* [PROMPT]
Look through the lines below and extract each one that contains "сегодня".

* [AVAILABLE DATA]
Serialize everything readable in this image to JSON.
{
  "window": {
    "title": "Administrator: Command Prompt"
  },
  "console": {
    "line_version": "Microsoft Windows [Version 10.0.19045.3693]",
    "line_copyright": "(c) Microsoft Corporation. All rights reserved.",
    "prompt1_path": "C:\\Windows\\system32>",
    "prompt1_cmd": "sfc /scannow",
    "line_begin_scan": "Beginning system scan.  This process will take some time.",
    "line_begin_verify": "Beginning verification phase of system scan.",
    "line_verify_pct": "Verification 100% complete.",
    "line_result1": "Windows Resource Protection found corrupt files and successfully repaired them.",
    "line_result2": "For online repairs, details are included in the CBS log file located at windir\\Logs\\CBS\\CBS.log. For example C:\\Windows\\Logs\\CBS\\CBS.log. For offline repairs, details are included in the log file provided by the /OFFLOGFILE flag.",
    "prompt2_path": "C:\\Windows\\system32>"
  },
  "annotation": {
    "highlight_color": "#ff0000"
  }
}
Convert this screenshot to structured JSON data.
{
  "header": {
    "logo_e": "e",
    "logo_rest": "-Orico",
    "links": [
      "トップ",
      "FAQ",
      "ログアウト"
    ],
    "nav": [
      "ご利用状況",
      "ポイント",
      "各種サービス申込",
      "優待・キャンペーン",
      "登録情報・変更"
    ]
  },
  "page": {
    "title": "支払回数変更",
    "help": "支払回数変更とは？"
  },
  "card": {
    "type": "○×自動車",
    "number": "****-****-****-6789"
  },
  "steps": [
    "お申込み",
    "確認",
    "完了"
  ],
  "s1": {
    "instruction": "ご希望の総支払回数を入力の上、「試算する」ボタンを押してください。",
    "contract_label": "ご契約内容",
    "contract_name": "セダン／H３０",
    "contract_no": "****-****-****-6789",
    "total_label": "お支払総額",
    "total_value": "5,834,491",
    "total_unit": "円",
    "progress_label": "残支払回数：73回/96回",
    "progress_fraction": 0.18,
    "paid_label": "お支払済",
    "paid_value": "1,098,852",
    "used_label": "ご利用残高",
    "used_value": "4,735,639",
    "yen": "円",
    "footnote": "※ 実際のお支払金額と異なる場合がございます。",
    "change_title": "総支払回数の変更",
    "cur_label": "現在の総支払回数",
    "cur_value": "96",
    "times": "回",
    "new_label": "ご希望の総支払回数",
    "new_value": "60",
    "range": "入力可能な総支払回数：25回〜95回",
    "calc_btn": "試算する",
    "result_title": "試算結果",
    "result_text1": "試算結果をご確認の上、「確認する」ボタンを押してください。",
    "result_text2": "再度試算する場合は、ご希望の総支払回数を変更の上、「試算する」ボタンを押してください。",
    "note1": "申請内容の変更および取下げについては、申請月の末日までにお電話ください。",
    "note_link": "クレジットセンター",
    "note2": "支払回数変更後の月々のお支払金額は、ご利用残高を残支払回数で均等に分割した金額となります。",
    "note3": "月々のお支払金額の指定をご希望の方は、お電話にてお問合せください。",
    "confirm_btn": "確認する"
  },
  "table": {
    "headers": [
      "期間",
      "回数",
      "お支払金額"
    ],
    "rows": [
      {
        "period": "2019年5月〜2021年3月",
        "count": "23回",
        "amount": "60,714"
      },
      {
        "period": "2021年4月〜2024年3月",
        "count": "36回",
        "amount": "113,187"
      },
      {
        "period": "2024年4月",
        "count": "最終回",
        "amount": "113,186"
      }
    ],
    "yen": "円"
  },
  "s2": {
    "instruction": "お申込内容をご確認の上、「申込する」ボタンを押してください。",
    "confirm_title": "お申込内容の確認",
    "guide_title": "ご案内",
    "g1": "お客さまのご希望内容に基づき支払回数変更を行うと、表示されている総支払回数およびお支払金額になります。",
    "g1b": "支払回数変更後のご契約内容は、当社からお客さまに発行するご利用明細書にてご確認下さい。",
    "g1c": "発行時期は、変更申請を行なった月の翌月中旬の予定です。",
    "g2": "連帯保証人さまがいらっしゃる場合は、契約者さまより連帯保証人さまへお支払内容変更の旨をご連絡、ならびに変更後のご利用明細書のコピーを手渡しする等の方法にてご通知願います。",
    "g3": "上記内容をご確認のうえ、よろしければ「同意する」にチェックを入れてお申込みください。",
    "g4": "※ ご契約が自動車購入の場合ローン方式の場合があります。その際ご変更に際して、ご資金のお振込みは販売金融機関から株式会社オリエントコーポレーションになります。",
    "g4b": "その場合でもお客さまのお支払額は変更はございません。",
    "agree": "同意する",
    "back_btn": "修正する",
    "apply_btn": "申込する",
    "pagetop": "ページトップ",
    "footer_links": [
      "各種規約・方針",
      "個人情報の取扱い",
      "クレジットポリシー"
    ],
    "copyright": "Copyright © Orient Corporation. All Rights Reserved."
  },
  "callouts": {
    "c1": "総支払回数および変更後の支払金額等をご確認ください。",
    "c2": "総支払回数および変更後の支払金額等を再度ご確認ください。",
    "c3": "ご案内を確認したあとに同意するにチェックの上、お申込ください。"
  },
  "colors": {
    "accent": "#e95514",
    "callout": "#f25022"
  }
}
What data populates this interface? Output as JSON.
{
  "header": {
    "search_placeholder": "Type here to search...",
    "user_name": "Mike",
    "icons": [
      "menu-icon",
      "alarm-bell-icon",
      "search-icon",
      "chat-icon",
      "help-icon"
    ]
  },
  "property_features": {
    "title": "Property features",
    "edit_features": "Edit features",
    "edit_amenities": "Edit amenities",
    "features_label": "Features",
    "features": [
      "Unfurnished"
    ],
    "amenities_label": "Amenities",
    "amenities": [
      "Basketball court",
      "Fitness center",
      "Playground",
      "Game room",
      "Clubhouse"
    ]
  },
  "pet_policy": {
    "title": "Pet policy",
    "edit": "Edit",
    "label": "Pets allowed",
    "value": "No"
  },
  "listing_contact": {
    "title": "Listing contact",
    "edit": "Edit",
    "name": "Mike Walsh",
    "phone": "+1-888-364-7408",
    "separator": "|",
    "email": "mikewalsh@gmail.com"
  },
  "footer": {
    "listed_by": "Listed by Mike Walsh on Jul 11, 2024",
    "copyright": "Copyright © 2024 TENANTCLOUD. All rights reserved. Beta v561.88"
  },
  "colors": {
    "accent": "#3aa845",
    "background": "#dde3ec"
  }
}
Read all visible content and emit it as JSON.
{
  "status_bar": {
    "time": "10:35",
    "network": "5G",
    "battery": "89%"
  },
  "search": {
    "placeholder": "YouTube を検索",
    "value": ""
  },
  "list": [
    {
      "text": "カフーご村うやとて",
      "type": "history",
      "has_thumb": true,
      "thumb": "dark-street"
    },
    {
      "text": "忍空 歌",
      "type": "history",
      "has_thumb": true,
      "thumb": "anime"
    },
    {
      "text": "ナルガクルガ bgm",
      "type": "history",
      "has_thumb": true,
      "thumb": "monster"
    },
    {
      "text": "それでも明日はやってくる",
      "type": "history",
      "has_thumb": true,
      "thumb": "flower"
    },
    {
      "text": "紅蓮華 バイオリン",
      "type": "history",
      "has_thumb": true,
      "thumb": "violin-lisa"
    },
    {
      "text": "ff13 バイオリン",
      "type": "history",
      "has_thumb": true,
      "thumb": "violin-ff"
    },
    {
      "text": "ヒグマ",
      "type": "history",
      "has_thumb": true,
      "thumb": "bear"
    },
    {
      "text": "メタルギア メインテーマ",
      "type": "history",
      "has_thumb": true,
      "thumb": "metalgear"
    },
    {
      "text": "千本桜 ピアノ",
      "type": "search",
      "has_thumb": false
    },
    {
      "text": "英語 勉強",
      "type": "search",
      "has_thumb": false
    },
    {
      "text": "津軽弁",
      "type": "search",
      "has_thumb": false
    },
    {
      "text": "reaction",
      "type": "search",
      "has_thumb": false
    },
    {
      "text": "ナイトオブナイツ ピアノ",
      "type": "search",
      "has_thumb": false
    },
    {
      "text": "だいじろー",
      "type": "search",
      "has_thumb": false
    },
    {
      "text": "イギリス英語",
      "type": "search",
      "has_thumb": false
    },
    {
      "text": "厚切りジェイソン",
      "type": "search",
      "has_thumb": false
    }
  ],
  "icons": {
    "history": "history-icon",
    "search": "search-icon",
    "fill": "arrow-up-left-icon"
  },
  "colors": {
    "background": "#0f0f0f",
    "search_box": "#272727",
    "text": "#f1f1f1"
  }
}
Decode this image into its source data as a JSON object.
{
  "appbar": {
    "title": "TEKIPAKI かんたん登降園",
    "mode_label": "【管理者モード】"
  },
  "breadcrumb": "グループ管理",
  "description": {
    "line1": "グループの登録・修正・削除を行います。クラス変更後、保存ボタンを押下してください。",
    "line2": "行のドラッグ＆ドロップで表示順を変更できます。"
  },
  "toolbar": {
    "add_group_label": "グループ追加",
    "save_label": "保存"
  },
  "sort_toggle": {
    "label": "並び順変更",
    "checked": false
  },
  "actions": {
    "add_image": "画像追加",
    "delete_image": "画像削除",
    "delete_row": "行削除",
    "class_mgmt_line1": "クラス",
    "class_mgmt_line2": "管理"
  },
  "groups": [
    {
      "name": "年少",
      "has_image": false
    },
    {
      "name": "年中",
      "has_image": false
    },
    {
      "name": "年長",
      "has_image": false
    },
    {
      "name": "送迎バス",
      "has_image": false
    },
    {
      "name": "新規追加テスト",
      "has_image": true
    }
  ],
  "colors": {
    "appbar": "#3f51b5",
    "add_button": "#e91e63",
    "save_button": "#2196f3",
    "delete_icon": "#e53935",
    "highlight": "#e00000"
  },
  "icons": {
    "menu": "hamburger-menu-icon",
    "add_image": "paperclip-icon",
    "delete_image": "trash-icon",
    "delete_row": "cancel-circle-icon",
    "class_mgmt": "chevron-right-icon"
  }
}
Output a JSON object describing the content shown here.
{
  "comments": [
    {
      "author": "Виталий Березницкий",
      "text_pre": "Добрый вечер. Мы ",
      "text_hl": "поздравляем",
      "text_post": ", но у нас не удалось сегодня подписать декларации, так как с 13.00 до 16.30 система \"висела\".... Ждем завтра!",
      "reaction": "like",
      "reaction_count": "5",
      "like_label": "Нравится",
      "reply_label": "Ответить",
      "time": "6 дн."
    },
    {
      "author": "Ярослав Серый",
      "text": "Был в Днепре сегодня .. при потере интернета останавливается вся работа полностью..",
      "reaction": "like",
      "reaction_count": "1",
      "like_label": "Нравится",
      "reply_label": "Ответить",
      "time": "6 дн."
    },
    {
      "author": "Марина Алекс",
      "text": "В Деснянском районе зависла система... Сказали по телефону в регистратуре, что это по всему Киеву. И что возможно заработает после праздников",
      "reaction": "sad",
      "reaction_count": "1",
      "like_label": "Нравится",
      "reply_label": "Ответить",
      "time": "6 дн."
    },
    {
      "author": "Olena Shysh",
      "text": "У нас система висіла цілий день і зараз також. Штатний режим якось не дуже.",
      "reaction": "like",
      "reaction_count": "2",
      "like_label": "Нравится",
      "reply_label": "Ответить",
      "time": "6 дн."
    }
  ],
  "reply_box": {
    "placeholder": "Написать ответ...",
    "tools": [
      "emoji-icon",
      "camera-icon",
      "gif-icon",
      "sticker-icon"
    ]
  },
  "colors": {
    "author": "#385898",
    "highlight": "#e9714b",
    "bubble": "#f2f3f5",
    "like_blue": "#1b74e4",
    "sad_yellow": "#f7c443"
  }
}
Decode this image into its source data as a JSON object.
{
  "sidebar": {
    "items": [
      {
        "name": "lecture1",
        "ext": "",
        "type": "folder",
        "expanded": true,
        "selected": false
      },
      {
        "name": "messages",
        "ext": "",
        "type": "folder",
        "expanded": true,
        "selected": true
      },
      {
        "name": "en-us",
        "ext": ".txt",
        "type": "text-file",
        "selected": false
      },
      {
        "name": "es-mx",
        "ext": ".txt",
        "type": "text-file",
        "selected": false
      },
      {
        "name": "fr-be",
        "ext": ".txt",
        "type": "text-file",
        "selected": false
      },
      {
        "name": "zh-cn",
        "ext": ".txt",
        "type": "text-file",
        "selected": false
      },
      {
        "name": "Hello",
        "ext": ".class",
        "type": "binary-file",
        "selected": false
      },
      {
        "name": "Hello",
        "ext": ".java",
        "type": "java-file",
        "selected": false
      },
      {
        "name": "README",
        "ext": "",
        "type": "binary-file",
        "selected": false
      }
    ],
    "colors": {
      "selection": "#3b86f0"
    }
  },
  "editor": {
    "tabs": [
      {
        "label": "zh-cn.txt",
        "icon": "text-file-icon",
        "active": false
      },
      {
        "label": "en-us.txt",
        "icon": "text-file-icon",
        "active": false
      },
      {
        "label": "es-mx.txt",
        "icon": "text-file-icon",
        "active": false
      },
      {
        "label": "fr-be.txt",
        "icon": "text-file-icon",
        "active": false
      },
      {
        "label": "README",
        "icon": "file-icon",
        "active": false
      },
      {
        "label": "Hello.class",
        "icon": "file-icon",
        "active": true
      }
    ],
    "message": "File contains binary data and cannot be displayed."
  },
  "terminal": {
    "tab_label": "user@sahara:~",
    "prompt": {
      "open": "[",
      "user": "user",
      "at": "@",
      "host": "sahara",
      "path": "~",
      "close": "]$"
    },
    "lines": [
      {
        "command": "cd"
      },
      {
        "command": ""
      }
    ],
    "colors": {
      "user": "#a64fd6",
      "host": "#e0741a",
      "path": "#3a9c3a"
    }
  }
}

* [RESULT FOR THIS EXERCISE]
      "text_post": ", но у нас не удалось сегодня подписать декларации, так как с 13.00 до 16.30 система \"висела\".... Ждем завтра!",
      "text": "Был в Днепре сегодня .. при потере интернета останавливается вся работа полностью..",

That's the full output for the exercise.